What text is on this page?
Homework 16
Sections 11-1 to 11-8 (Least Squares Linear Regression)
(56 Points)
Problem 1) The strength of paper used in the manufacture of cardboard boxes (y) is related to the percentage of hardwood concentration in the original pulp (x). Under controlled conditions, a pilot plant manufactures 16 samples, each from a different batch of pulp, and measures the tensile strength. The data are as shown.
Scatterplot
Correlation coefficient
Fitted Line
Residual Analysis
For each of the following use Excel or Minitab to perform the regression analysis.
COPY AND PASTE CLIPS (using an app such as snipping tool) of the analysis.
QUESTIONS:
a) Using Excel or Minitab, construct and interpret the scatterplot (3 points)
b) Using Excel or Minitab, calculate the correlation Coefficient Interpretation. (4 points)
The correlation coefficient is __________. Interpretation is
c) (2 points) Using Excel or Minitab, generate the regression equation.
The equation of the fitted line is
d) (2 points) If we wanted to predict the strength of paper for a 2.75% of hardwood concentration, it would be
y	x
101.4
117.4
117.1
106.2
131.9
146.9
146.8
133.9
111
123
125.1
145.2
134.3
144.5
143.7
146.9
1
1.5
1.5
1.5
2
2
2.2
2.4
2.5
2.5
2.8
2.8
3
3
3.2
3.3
****************
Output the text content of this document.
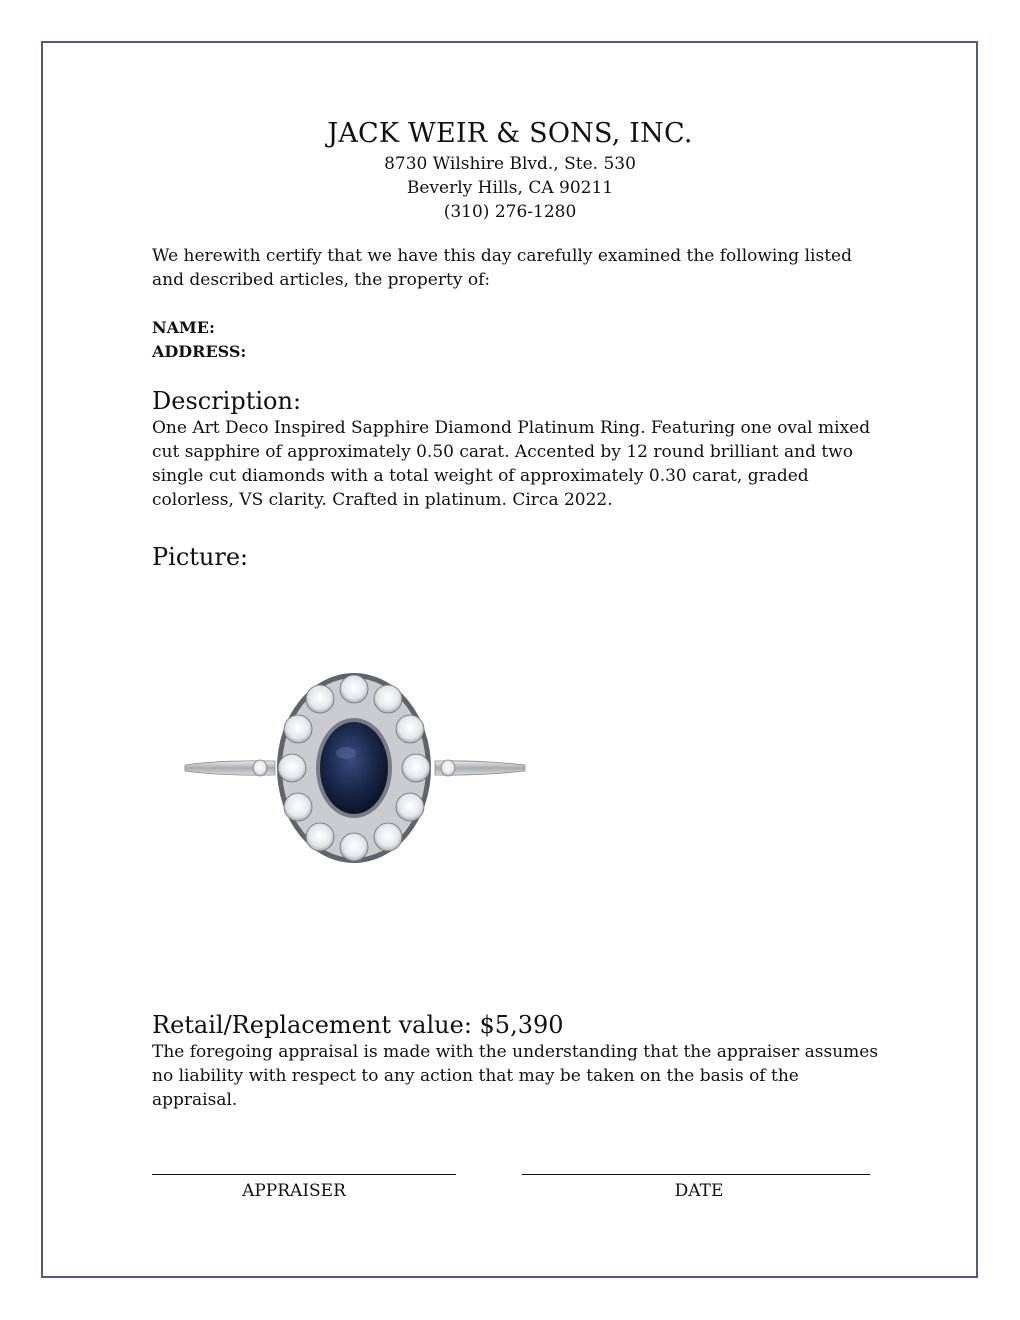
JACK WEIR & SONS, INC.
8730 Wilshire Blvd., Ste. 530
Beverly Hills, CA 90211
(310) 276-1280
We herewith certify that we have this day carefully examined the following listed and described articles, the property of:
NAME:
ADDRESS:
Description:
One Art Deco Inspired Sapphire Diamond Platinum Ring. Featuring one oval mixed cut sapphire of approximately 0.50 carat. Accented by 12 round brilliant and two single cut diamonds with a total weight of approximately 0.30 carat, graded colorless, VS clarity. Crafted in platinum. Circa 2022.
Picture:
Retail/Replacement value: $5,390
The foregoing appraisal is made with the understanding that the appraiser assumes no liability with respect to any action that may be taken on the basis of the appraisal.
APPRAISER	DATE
****************
◆ What is being asked ◆
All lines above with "that" in them should be returned.

◆ Written solution ◆
We herewith certify that we have this day carefully examined the following listed and described articles, the property of:
The foregoing appraisal is made with the understanding that the appraiser assumes no liability with respect to any action that may be taken on the basis of the appraisal.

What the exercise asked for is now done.